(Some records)
(begin)
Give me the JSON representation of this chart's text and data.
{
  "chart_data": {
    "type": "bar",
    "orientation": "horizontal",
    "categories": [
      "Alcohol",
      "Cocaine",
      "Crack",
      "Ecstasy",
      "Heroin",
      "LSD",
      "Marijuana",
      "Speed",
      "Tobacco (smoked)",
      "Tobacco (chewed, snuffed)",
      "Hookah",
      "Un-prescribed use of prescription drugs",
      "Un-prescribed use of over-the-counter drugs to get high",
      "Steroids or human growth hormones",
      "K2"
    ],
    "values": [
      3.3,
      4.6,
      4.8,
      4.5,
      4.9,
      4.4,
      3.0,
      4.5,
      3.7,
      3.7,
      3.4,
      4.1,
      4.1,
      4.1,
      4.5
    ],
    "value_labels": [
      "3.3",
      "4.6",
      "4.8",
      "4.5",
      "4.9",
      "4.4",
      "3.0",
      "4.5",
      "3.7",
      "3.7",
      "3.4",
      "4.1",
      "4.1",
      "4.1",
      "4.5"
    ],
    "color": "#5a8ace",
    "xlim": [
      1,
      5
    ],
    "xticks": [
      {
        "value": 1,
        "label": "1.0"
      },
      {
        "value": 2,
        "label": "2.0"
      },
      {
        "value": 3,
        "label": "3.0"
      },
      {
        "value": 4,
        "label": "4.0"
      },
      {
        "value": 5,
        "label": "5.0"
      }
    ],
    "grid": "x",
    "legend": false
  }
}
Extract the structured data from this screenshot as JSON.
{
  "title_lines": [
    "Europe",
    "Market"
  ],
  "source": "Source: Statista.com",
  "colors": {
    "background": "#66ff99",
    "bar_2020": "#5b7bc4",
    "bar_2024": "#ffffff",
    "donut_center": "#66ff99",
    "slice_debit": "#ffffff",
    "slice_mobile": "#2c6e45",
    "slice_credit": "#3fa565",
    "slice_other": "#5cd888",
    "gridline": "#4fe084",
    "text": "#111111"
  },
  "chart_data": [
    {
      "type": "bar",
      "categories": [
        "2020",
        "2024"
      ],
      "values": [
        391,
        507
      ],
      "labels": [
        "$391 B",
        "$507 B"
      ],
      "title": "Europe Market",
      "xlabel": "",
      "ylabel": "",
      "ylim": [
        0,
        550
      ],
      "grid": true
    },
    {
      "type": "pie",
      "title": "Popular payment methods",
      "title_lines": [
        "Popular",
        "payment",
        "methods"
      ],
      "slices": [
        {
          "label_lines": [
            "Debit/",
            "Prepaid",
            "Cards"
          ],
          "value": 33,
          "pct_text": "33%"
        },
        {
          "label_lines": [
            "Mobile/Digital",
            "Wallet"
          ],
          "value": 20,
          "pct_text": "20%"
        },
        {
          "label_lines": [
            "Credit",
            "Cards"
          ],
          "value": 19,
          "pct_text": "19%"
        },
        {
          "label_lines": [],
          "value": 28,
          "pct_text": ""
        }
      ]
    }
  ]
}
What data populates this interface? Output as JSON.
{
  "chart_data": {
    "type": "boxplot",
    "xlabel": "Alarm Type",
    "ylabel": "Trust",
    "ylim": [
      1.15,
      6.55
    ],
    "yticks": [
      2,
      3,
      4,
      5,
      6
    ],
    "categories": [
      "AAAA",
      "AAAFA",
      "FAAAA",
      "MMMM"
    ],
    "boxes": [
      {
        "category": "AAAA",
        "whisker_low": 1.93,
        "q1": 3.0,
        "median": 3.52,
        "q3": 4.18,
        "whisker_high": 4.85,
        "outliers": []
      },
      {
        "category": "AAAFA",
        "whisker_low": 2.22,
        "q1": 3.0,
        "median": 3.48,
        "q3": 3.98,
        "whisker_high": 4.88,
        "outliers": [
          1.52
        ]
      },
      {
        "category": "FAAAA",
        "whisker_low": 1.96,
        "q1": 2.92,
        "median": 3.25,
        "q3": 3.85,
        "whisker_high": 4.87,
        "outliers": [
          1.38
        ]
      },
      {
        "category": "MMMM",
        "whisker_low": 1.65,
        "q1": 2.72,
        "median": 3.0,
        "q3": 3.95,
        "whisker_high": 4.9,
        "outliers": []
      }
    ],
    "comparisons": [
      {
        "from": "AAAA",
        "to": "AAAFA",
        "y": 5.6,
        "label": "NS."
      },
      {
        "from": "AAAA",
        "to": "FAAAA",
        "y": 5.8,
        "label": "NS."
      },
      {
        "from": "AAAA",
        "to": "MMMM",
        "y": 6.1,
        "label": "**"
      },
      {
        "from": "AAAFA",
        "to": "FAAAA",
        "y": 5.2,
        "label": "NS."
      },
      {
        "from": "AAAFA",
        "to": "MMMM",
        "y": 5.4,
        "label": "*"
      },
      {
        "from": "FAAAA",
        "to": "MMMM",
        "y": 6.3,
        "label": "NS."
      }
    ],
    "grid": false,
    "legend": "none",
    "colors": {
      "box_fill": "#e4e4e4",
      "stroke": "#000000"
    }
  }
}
(end)
Write down only the number of lines that contain the string "category" in the listing.

= TASK SOLUTION =
4